Some records:
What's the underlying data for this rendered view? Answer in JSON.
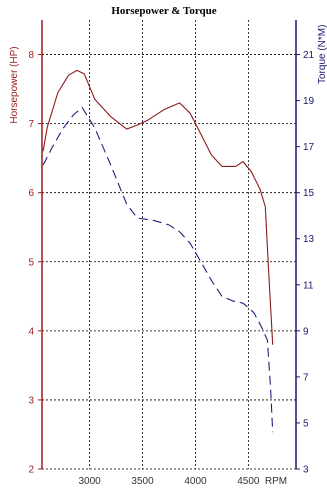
{
  "chart_data": {
    "type": "line",
    "title": "Horsepower & Torque",
    "xlabel": "RPM",
    "ylabel_left": "Horsepower (HP)",
    "ylabel_right": "Torque (N*M)",
    "xlim": [
      2550,
      4950
    ],
    "ylim_left": [
      2,
      8.5
    ],
    "ylim_right": [
      3,
      22.5
    ],
    "x_ticks": [
      "3000",
      "3500",
      "4000",
      "4500"
    ],
    "x_tick_values": [
      3000,
      3500,
      4000,
      4500
    ],
    "y_left_ticks": [
      "2",
      "3",
      "4",
      "5",
      "6",
      "7",
      "8"
    ],
    "y_left_tick_values": [
      2,
      3,
      4,
      5,
      6,
      7,
      8
    ],
    "y_right_ticks": [
      "3",
      "5",
      "7",
      "9",
      "11",
      "13",
      "15",
      "17",
      "19",
      "21"
    ],
    "y_right_tick_values": [
      3,
      5,
      7,
      9,
      11,
      13,
      15,
      17,
      19,
      21
    ],
    "grid": true,
    "colors": {
      "horsepower": "#8b1a1a",
      "torque": "#1a237e",
      "left_axis": "#9b1c1c",
      "right_axis": "#1a1a6e",
      "grid": "#000000"
    },
    "series": [
      {
        "axis": "left",
        "style": "solid",
        "x": [
          2560,
          2600,
          2700,
          2800,
          2880,
          2950,
          3050,
          3200,
          3350,
          3450,
          3550,
          3700,
          3850,
          3950,
          4050,
          4150,
          4250,
          4380,
          4450,
          4530,
          4610,
          4660,
          4690,
          4730
        ],
        "values": [
          6.6,
          6.95,
          7.45,
          7.7,
          7.77,
          7.72,
          7.35,
          7.1,
          6.92,
          6.98,
          7.05,
          7.2,
          7.3,
          7.15,
          6.85,
          6.55,
          6.38,
          6.38,
          6.45,
          6.3,
          6.05,
          5.8,
          4.9,
          3.8
        ]
      },
      {
        "axis": "right",
        "style": "dashed",
        "x": [
          2560,
          2650,
          2750,
          2850,
          2930,
          3050,
          3200,
          3350,
          3450,
          3600,
          3750,
          3850,
          3950,
          4050,
          4150,
          4250,
          4350,
          4450,
          4550,
          4620,
          4680,
          4710,
          4730
        ],
        "values": [
          16.2,
          17.0,
          17.8,
          18.4,
          18.7,
          17.8,
          16.2,
          14.5,
          13.9,
          13.8,
          13.6,
          13.3,
          12.8,
          12.0,
          11.2,
          10.5,
          10.3,
          10.2,
          9.8,
          9.2,
          8.6,
          6.5,
          4.6
        ]
      }
    ]
  }
}
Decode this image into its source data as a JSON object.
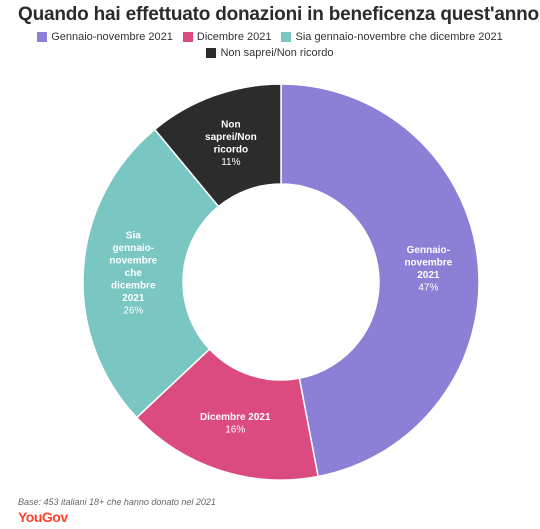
{
  "chart_data": {
    "type": "pie",
    "title": "Quando hai effettuato donazioni in beneficenza quest'anno?",
    "categories": [
      "Gennaio-novembre 2021",
      "Dicembre 2021",
      "Sia gennaio-novembre che dicembre 2021",
      "Non saprei/Non ricordo"
    ],
    "values": [
      47,
      16,
      26,
      11
    ],
    "value_suffix": "%",
    "colors": [
      "#8b7fd6",
      "#dc4b7f",
      "#79c6c2",
      "#2c2c2c"
    ],
    "slice_labels": [
      [
        "Gennaio-",
        "novembre",
        "2021"
      ],
      [
        "Dicembre 2021"
      ],
      [
        "Sia",
        "gennaio-",
        "novembre",
        "che",
        "dicembre",
        "2021"
      ],
      [
        "Non",
        "saprei/Non",
        "ricordo"
      ]
    ],
    "legend_placement": "top",
    "donut": true
  },
  "footnote": "Base: 453 italiani 18+ che hanno donato nel 2021",
  "brand": "YouGov"
}
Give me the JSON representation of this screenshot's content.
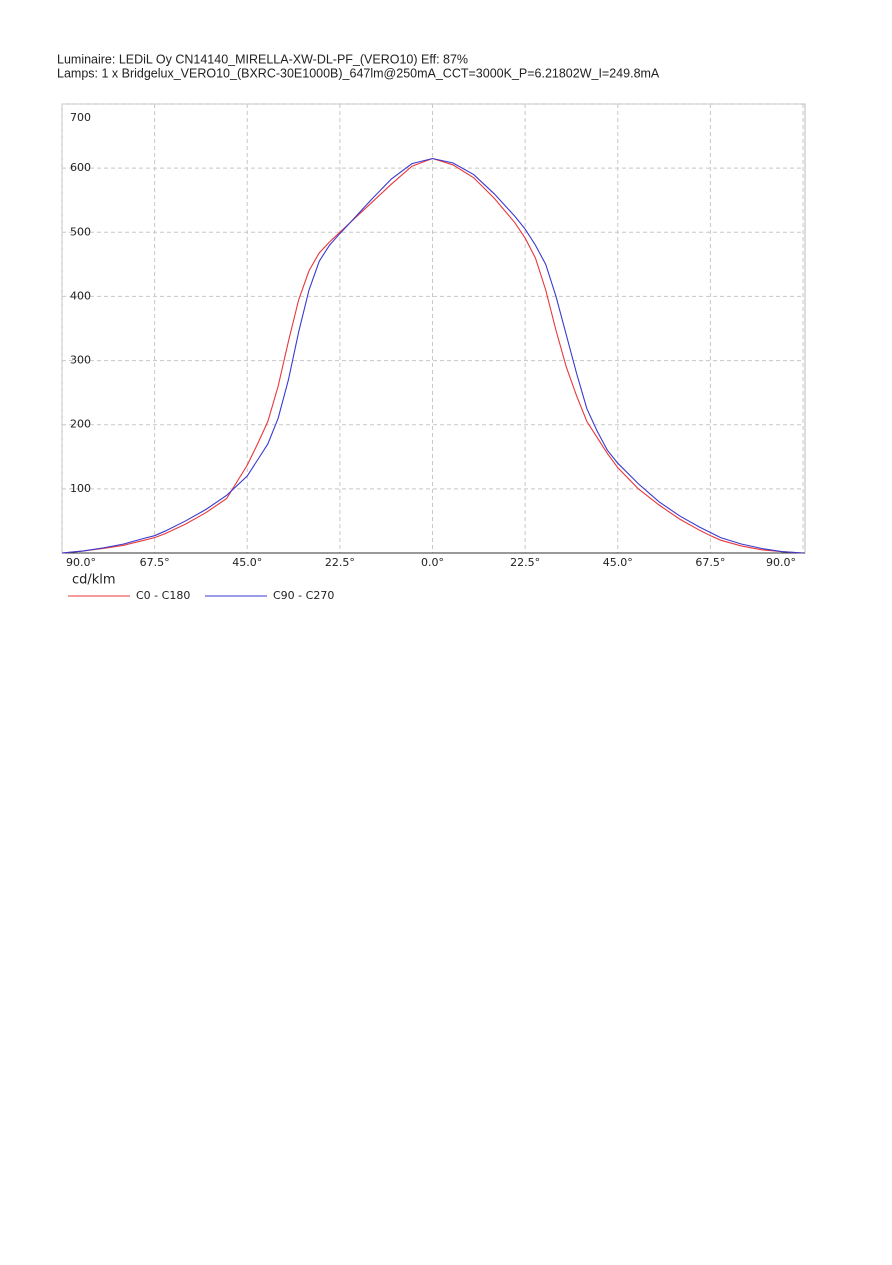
{
  "chart_data": {
    "type": "line",
    "title": "Luminaire: LEDiL Oy CN14140_MIRELLA-XW-DL-PF_(VERO10) Eff: 87%",
    "subtitle": "Lamps: 1 x Bridgelux_VERO10_(BXRC-30E1000B)_647lm@250mA_CCT=3000K_P=6.21802W_I=249.8mA",
    "y_label": "cd/klm",
    "x": [
      -90,
      -85,
      -80,
      -75,
      -70,
      -67.5,
      -65,
      -60,
      -55,
      -50,
      -45,
      -42.5,
      -40,
      -37.5,
      -35,
      -32.5,
      -30,
      -27.5,
      -25,
      -22.5,
      -20,
      -15,
      -10,
      -5,
      0,
      5,
      10,
      15,
      20,
      22.5,
      25,
      27.5,
      30,
      32.5,
      35,
      37.5,
      40,
      42.5,
      45,
      50,
      55,
      60,
      65,
      67.5,
      70,
      75,
      80,
      85,
      90
    ],
    "series": [
      {
        "name": "C0 - C180",
        "color": "#e8383a",
        "values": [
          0,
          3,
          7,
          12,
          20,
          24,
          30,
          45,
          63,
          85,
          137,
          170,
          205,
          260,
          330,
          395,
          440,
          468,
          485,
          500,
          515,
          545,
          575,
          603,
          615,
          605,
          585,
          553,
          515,
          491,
          460,
          410,
          347,
          290,
          245,
          205,
          180,
          155,
          133,
          100,
          75,
          53,
          35,
          27,
          20,
          11,
          5,
          2,
          0
        ]
      },
      {
        "name": "C90 - C270",
        "color": "#3a3ad0",
        "values": [
          0,
          3,
          8,
          14,
          23,
          27,
          34,
          50,
          68,
          90,
          120,
          145,
          170,
          210,
          270,
          345,
          410,
          455,
          480,
          498,
          515,
          550,
          583,
          607,
          615,
          608,
          590,
          560,
          525,
          505,
          480,
          450,
          400,
          340,
          280,
          225,
          190,
          160,
          140,
          108,
          80,
          58,
          40,
          32,
          24,
          14,
          7,
          2,
          0
        ]
      }
    ],
    "xlim": [
      -90,
      90
    ],
    "xticks": [
      {
        "value": -90,
        "label": "90.0°"
      },
      {
        "value": -67.5,
        "label": "67.5°"
      },
      {
        "value": -45,
        "label": "45.0°"
      },
      {
        "value": -22.5,
        "label": "22.5°"
      },
      {
        "value": 0,
        "label": "0.0°"
      },
      {
        "value": 22.5,
        "label": "22.5°"
      },
      {
        "value": 45,
        "label": "45.0°"
      },
      {
        "value": 67.5,
        "label": "67.5°"
      },
      {
        "value": 90,
        "label": "90.0°"
      }
    ],
    "ylim": [
      0,
      700
    ],
    "yticks": [
      100,
      200,
      300,
      400,
      500,
      600,
      700
    ],
    "grid": true
  }
}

Your instructions: Transcribe all entries above exactly. Drop the pictures.

Result of the task:
What's the underlying data for this rendered view? Answer in JSON.
{
  "chart_data": {
    "type": "line",
    "title": "Horsepower & Torque",
    "xlabel": "RPM",
    "ylabel_left": "Horsepower (HP)",
    "ylabel_right": "Torque (N*M)",
    "xlim": [
      2550,
      4950
    ],
    "ylim_left": [
      2,
      8.5
    ],
    "ylim_right": [
      3,
      22.5
    ],
    "x_ticks": [
      "3000",
      "3500",
      "4000",
      "4500"
    ],
    "x_tick_values": [
      3000,
      3500,
      4000,
      4500
    ],
    "y_left_ticks": [
      "2",
      "3",
      "4",
      "5",
      "6",
      "7",
      "8"
    ],
    "y_left_tick_values": [
      2,
      3,
      4,
      5,
      6,
      7,
      8
    ],
    "y_right_ticks": [
      "3",
      "5",
      "7",
      "9",
      "11",
      "13",
      "15",
      "17",
      "19",
      "21"
    ],
    "y_right_tick_values": [
      3,
      5,
      7,
      9,
      11,
      13,
      15,
      17,
      19,
      21
    ],
    "grid": true,
    "colors": {
      "horsepower": "#8b1a1a",
      "torque": "#1a237e",
      "left_axis": "#9b1c1c",
      "right_axis": "#1a1a6e",
      "grid": "#000000"
    },
    "series": [
      {
        "axis": "left",
        "style": "solid",
        "x": [
          2560,
          2600,
          2700,
          2800,
          2880,
          2950,
          3050,
          3200,
          3350,
          3450,
          3550,
          3700,
          3850,
          3950,
          4050,
          4150,
          4250,
          4380,
          4450,
          4530,
          4610,
          4660,
          4690,
          4730
        ],
        "values": [
          6.6,
          6.95,
          7.45,
          7.7,
          7.77,
          7.72,
          7.35,
          7.1,
          6.92,
          6.98,
          7.05,
          7.2,
          7.3,
          7.15,
          6.85,
          6.55,
          6.38,
          6.38,
          6.45,
          6.3,
          6.05,
          5.8,
          4.9,
          3.8
        ]
      },
      {
        "axis": "right",
        "style": "dashed",
        "x": [
          2560,
          2650,
          2750,
          2850,
          2930,
          3050,
          3200,
          3350,
          3450,
          3600,
          3750,
          3850,
          3950,
          4050,
          4150,
          4250,
          4350,
          4450,
          4550,
          4620,
          4680,
          4710,
          4730
        ],
        "values": [
          16.2,
          17.0,
          17.8,
          18.4,
          18.7,
          17.8,
          16.2,
          14.5,
          13.9,
          13.8,
          13.6,
          13.3,
          12.8,
          12.0,
          11.2,
          10.5,
          10.3,
          10.2,
          9.8,
          9.2,
          8.6,
          6.5,
          4.6
        ]
      }
    ]
  }
}
Decode this image into its source data as a JSON object.
{
  "chart_data": {
    "type": "pie",
    "title": "Quando hai effettuato donazioni in beneficenza quest'anno?",
    "categories": [
      "Gennaio-novembre 2021",
      "Dicembre 2021",
      "Sia gennaio-novembre che dicembre 2021",
      "Non saprei/Non ricordo"
    ],
    "values": [
      47,
      16,
      26,
      11
    ],
    "value_suffix": "%",
    "colors": [
      "#8b7fd6",
      "#dc4b7f",
      "#79c6c2",
      "#2c2c2c"
    ],
    "slice_labels": [
      [
        "Gennaio-",
        "novembre",
        "2021"
      ],
      [
        "Dicembre 2021"
      ],
      [
        "Sia",
        "gennaio-",
        "novembre",
        "che",
        "dicembre",
        "2021"
      ],
      [
        "Non",
        "saprei/Non",
        "ricordo"
      ]
    ],
    "legend_placement": "top",
    "donut": true
  },
  "footnote": "Base: 453 italiani 18+ che hanno donato nel 2021",
  "brand": "YouGov"
}
Give me the JSON representation of this screenshot's content.
{
  "chart_data": {
    "type": "line",
    "title": "Luminaire: LEDiL Oy CN14140_MIRELLA-XW-DL-PF_(VERO10) Eff: 87%",
    "subtitle": "Lamps: 1 x Bridgelux_VERO10_(BXRC-30E1000B)_647lm@250mA_CCT=3000K_P=6.21802W_I=249.8mA",
    "y_label": "cd/klm",
    "x": [
      -90,
      -85,
      -80,
      -75,
      -70,
      -67.5,
      -65,
      -60,
      -55,
      -50,
      -45,
      -42.5,
      -40,
      -37.5,
      -35,
      -32.5,
      -30,
      -27.5,
      -25,
      -22.5,
      -20,
      -15,
      -10,
      -5,
      0,
      5,
      10,
      15,
      20,
      22.5,
      25,
      27.5,
      30,
      32.5,
      35,
      37.5,
      40,
      42.5,
      45,
      50,
      55,
      60,
      65,
      67.5,
      70,
      75,
      80,
      85,
      90
    ],
    "series": [
      {
        "name": "C0 - C180",
        "color": "#e8383a",
        "values": [
          0,
          3,
          7,
          12,
          20,
          24,
          30,
          45,
          63,
          85,
          137,
          170,
          205,
          260,
          330,
          395,
          440,
          468,
          485,
          500,
          515,
          545,
          575,
          603,
          615,
          605,
          585,
          553,
          515,
          491,
          460,
          410,
          347,
          290,
          245,
          205,
          180,
          155,
          133,
          100,
          75,
          53,
          35,
          27,
          20,
          11,
          5,
          2,
          0
        ]
      },
      {
        "name": "C90 - C270",
        "color": "#3a3ad0",
        "values": [
          0,
          3,
          8,
          14,
          23,
          27,
          34,
          50,
          68,
          90,
          120,
          145,
          170,
          210,
          270,
          345,
          410,
          455,
          480,
          498,
          515,
          550,
          583,
          607,
          615,
          608,
          590,
          560,
          525,
          505,
          480,
          450,
          400,
          340,
          280,
          225,
          190,
          160,
          140,
          108,
          80,
          58,
          40,
          32,
          24,
          14,
          7,
          2,
          0
        ]
      }
    ],
    "xlim": [
      -90,
      90
    ],
    "xticks": [
      {
        "value": -90,
        "label": "90.0°"
      },
      {
        "value": -67.5,
        "label": "67.5°"
      },
      {
        "value": -45,
        "label": "45.0°"
      },
      {
        "value": -22.5,
        "label": "22.5°"
      },
      {
        "value": 0,
        "label": "0.0°"
      },
      {
        "value": 22.5,
        "label": "22.5°"
      },
      {
        "value": 45,
        "label": "45.0°"
      },
      {
        "value": 67.5,
        "label": "67.5°"
      },
      {
        "value": 90,
        "label": "90.0°"
      }
    ],
    "ylim": [
      0,
      700
    ],
    "yticks": [
      100,
      200,
      300,
      400,
      500,
      600,
      700
    ],
    "grid": true
  }
}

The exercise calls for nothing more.